• **WHAT IS BEING ASKED**
Set down the full listing exactly as given. Any pictures are to be left out.

# start of RAW RECORDS

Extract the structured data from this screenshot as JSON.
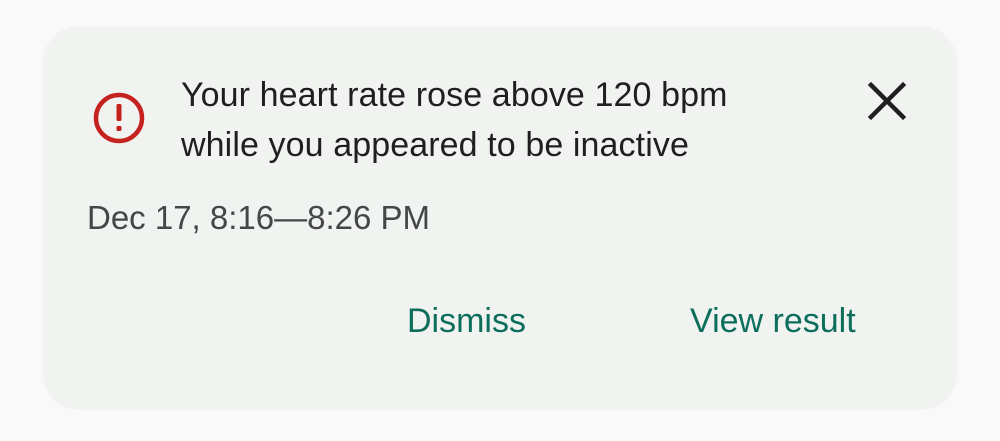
{
  "notification": {
    "icon": "error-alert-icon",
    "icon_color": "#c5221f",
    "title_line1": "Your heart rate rose above 120 bpm",
    "title_line2": "while you appeared to be inactive",
    "close_icon": "close-icon",
    "timestamp": "Dec 17, 8:16—8:26 PM",
    "actions": {
      "dismiss_label": "Dismiss",
      "view_result_label": "View result"
    },
    "accent_color": "#0d6e5c",
    "card_background": "#f1f3f1"
  }
}
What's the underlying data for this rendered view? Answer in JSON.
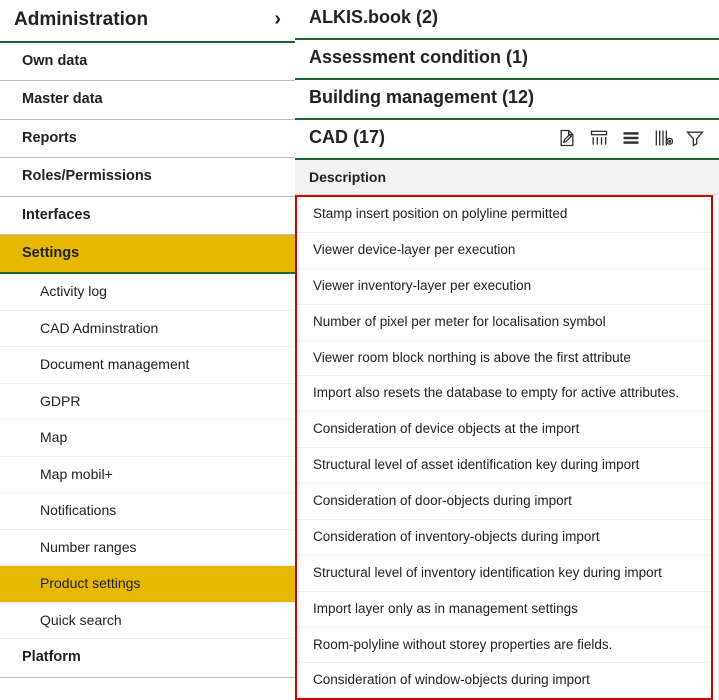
{
  "sidebar": {
    "title": "Administration",
    "items": [
      {
        "label": "Own data"
      },
      {
        "label": "Master data"
      },
      {
        "label": "Reports"
      },
      {
        "label": "Roles/Permissions"
      },
      {
        "label": "Interfaces"
      },
      {
        "label": "Settings",
        "active": true
      },
      {
        "label": "Platform"
      }
    ],
    "settings_children": [
      {
        "label": "Activity log"
      },
      {
        "label": "CAD Adminstration"
      },
      {
        "label": "Document management"
      },
      {
        "label": "GDPR"
      },
      {
        "label": "Map"
      },
      {
        "label": "Map mobil+"
      },
      {
        "label": "Notifications"
      },
      {
        "label": "Number ranges"
      },
      {
        "label": "Product settings",
        "active": true
      },
      {
        "label": "Quick search"
      }
    ]
  },
  "sections": [
    {
      "title": "ALKIS.book (2)"
    },
    {
      "title": "Assessment condition (1)"
    },
    {
      "title": "Building management (12)"
    },
    {
      "title": "CAD (17)",
      "toolbar": true
    }
  ],
  "description_header": "Description",
  "description_rows": [
    "Stamp insert position on polyline permitted",
    "Viewer device-layer per execution",
    "Viewer inventory-layer per execution",
    "Number of pixel per meter for localisation symbol",
    "Viewer room block northing is above the first attribute",
    "Import also resets the database to empty for active attributes.",
    "Consideration of device objects at the import",
    "Structural level of asset identification key during import",
    "Consideration of door-objects during import",
    "Consideration of inventory-objects during import",
    "Structural level of inventory identification key during import",
    "Import layer only as in management settings",
    "Room-polyline without storey properties are fields.",
    "Consideration of window-objects during import"
  ]
}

# end of RAW RECORDS

• **RESULT FOR THIS EXERCISE**
Extract the structured data from this screenshot as JSON.
{
  "notification": {
    "icon": "error-alert-icon",
    "icon_color": "#c5221f",
    "title_line1": "Your heart rate rose above 120 bpm",
    "title_line2": "while you appeared to be inactive",
    "close_icon": "close-icon",
    "timestamp": "Dec 17, 8:16—8:26 PM",
    "actions": {
      "dismiss_label": "Dismiss",
      "view_result_label": "View result"
    },
    "accent_color": "#0d6e5c",
    "card_background": "#f1f3f1"
  }
}
What's the underlying data for this rendered view? Answer in JSON.
{
  "sidebar": {
    "title": "Administration",
    "items": [
      {
        "label": "Own data"
      },
      {
        "label": "Master data"
      },
      {
        "label": "Reports"
      },
      {
        "label": "Roles/Permissions"
      },
      {
        "label": "Interfaces"
      },
      {
        "label": "Settings",
        "active": true
      },
      {
        "label": "Platform"
      }
    ],
    "settings_children": [
      {
        "label": "Activity log"
      },
      {
        "label": "CAD Adminstration"
      },
      {
        "label": "Document management"
      },
      {
        "label": "GDPR"
      },
      {
        "label": "Map"
      },
      {
        "label": "Map mobil+"
      },
      {
        "label": "Notifications"
      },
      {
        "label": "Number ranges"
      },
      {
        "label": "Product settings",
        "active": true
      },
      {
        "label": "Quick search"
      }
    ]
  },
  "sections": [
    {
      "title": "ALKIS.book (2)"
    },
    {
      "title": "Assessment condition (1)"
    },
    {
      "title": "Building management (12)"
    },
    {
      "title": "CAD (17)",
      "toolbar": true
    }
  ],
  "description_header": "Description",
  "description_rows": [
    "Stamp insert position on polyline permitted",
    "Viewer device-layer per execution",
    "Viewer inventory-layer per execution",
    "Number of pixel per meter for localisation symbol",
    "Viewer room block northing is above the first attribute",
    "Import also resets the database to empty for active attributes.",
    "Consideration of device objects at the import",
    "Structural level of asset identification key during import",
    "Consideration of door-objects during import",
    "Consideration of inventory-objects during import",
    "Structural level of inventory identification key during import",
    "Import layer only as in management settings",
    "Room-polyline without storey properties are fields.",
    "Consideration of window-objects during import"
  ]
}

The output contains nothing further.